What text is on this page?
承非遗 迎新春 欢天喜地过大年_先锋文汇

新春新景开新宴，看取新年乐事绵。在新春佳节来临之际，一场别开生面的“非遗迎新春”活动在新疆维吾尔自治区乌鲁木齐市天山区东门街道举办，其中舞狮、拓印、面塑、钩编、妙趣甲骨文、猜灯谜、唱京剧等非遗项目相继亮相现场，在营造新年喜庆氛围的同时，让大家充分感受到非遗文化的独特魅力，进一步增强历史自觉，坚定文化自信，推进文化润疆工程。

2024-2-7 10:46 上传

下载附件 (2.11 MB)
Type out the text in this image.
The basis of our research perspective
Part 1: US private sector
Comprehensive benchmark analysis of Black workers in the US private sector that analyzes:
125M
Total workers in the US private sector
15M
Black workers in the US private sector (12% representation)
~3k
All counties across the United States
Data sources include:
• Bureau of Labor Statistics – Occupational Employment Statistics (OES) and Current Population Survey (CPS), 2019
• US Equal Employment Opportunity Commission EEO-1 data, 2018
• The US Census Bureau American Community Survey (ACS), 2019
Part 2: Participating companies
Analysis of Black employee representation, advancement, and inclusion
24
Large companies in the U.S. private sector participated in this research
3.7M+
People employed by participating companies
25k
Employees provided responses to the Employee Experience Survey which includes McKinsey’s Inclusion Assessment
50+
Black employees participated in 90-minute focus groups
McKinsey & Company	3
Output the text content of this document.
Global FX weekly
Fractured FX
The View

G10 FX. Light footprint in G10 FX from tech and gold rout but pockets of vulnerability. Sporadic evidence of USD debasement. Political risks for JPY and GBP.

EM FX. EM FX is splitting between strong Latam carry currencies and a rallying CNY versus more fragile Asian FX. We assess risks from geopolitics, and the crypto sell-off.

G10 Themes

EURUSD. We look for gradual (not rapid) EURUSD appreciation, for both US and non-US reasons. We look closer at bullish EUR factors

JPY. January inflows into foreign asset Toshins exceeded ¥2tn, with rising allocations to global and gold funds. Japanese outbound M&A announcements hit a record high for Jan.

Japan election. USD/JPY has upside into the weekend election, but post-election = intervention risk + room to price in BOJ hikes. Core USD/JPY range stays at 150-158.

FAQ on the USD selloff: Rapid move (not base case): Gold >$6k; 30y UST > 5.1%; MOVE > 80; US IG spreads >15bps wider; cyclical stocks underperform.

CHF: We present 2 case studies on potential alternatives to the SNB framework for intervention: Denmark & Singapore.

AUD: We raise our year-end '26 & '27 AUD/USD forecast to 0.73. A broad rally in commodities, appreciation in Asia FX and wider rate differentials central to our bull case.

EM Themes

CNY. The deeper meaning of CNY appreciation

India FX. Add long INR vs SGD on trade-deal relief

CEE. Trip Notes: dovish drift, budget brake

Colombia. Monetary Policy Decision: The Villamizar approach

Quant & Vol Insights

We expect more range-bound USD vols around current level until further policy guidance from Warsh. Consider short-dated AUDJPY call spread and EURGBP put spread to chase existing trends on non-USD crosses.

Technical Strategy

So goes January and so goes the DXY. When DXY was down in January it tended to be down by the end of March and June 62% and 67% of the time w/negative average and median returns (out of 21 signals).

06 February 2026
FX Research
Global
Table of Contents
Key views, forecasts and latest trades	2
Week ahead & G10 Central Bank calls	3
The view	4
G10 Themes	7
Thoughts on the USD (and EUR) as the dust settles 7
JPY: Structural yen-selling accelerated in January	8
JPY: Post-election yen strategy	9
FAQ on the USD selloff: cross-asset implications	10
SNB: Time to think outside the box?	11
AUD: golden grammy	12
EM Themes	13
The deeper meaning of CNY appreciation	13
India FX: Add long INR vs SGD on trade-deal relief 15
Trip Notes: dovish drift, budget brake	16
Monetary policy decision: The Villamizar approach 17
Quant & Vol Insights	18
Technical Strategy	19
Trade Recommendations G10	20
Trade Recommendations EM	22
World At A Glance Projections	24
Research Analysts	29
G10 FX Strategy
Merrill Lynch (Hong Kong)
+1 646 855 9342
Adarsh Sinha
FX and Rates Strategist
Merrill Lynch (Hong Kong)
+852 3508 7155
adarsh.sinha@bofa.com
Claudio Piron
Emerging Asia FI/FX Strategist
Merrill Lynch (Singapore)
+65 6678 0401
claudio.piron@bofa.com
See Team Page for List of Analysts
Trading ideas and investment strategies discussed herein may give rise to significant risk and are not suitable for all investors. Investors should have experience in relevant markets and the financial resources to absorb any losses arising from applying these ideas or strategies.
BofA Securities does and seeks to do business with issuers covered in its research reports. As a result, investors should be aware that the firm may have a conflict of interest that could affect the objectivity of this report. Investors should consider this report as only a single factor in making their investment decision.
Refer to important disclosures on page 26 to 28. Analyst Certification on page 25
========================================
CHALLENGE: The records above are to be copied in full, exactly as written.

FULL OUTPUT:
What text is on this page?
承非遗 迎新春 欢天喜地过大年_先锋文汇

新春新景开新宴，看取新年乐事绵。在新春佳节来临之际，一场别开生面的“非遗迎新春”活动在新疆维吾尔自治区乌鲁木齐市天山区东门街道举办，其中舞狮、拓印、面塑、钩编、妙趣甲骨文、猜灯谜、唱京剧等非遗项目相继亮相现场，在营造新年喜庆氛围的同时，让大家充分感受到非遗文化的独特魅力，进一步增强历史自觉，坚定文化自信，推进文化润疆工程。

2024-2-7 10:46 上传

下载附件 (2.11 MB)
Type out the text in this image.
The basis of our research perspective
Part 1: US private sector
Comprehensive benchmark analysis of Black workers in the US private sector that analyzes:
125M
Total workers in the US private sector
15M
Black workers in the US private sector (12% representation)
~3k
All counties across the United States
Data sources include:
• Bureau of Labor Statistics – Occupational Employment Statistics (OES) and Current Population Survey (CPS), 2019
• US Equal Employment Opportunity Commission EEO-1 data, 2018
• The US Census Bureau American Community Survey (ACS), 2019
Part 2: Participating companies
Analysis of Black employee representation, advancement, and inclusion
24
Large companies in the U.S. private sector participated in this research
3.7M+
People employed by participating companies
25k
Employees provided responses to the Employee Experience Survey which includes McKinsey’s Inclusion Assessment
50+
Black employees participated in 90-minute focus groups
McKinsey & Company	3
Output the text content of this document.
Global FX weekly
Fractured FX
The View

G10 FX. Light footprint in G10 FX from tech and gold rout but pockets of vulnerability. Sporadic evidence of USD debasement. Political risks for JPY and GBP.

EM FX. EM FX is splitting between strong Latam carry currencies and a rallying CNY versus more fragile Asian FX. We assess risks from geopolitics, and the crypto sell-off.

G10 Themes

EURUSD. We look for gradual (not rapid) EURUSD appreciation, for both US and non-US reasons. We look closer at bullish EUR factors

JPY. January inflows into foreign asset Toshins exceeded ¥2tn, with rising allocations to global and gold funds. Japanese outbound M&A announcements hit a record high for Jan.

Japan election. USD/JPY has upside into the weekend election, but post-election = intervention risk + room to price in BOJ hikes. Core USD/JPY range stays at 150-158.

FAQ on the USD selloff: Rapid move (not base case): Gold >$6k; 30y UST > 5.1%; MOVE > 80; US IG spreads >15bps wider; cyclical stocks underperform.

CHF: We present 2 case studies on potential alternatives to the SNB framework for intervention: Denmark & Singapore.

AUD: We raise our year-end '26 & '27 AUD/USD forecast to 0.73. A broad rally in commodities, appreciation in Asia FX and wider rate differentials central to our bull case.

EM Themes

CNY. The deeper meaning of CNY appreciation

India FX. Add long INR vs SGD on trade-deal relief

CEE. Trip Notes: dovish drift, budget brake

Colombia. Monetary Policy Decision: The Villamizar approach

Quant & Vol Insights

We expect more range-bound USD vols around current level until further policy guidance from Warsh. Consider short-dated AUDJPY call spread and EURGBP put spread to chase existing trends on non-USD crosses.

Technical Strategy

So goes January and so goes the DXY. When DXY was down in January it tended to be down by the end of March and June 62% and 67% of the time w/negative average and median returns (out of 21 signals).

06 February 2026
FX Research
Global
Table of Contents
Key views, forecasts and latest trades	2
Week ahead & G10 Central Bank calls	3
The view	4
G10 Themes	7
Thoughts on the USD (and EUR) as the dust settles 7
JPY: Structural yen-selling accelerated in January	8
JPY: Post-election yen strategy	9
FAQ on the USD selloff: cross-asset implications	10
SNB: Time to think outside the box?	11
AUD: golden grammy	12
EM Themes	13
The deeper meaning of CNY appreciation	13
India FX: Add long INR vs SGD on trade-deal relief 15
Trip Notes: dovish drift, budget brake	16
Monetary policy decision: The Villamizar approach 17
Quant & Vol Insights	18
Technical Strategy	19
Trade Recommendations G10	20
Trade Recommendations EM	22
World At A Glance Projections	24
Research Analysts	29
G10 FX Strategy
Merrill Lynch (Hong Kong)
+1 646 855 9342
Adarsh Sinha
FX and Rates Strategist
Merrill Lynch (Hong Kong)
+852 3508 7155
adarsh.sinha@bofa.com
Claudio Piron
Emerging Asia FI/FX Strategist
Merrill Lynch (Singapore)
+65 6678 0401
claudio.piron@bofa.com
See Team Page for List of Analysts
Trading ideas and investment strategies discussed herein may give rise to significant risk and are not suitable for all investors. Investors should have experience in relevant markets and the financial resources to absorb any losses arising from applying these ideas or strategies.
BofA Securities does and seeks to do business with issuers covered in its research reports. As a result, investors should be aware that the firm may have a conflict of interest that could affect the objectivity of this report. Investors should consider this report as only a single factor in making their investment decision.
Refer to important disclosures on page 26 to 28. Analyst Certification on page 25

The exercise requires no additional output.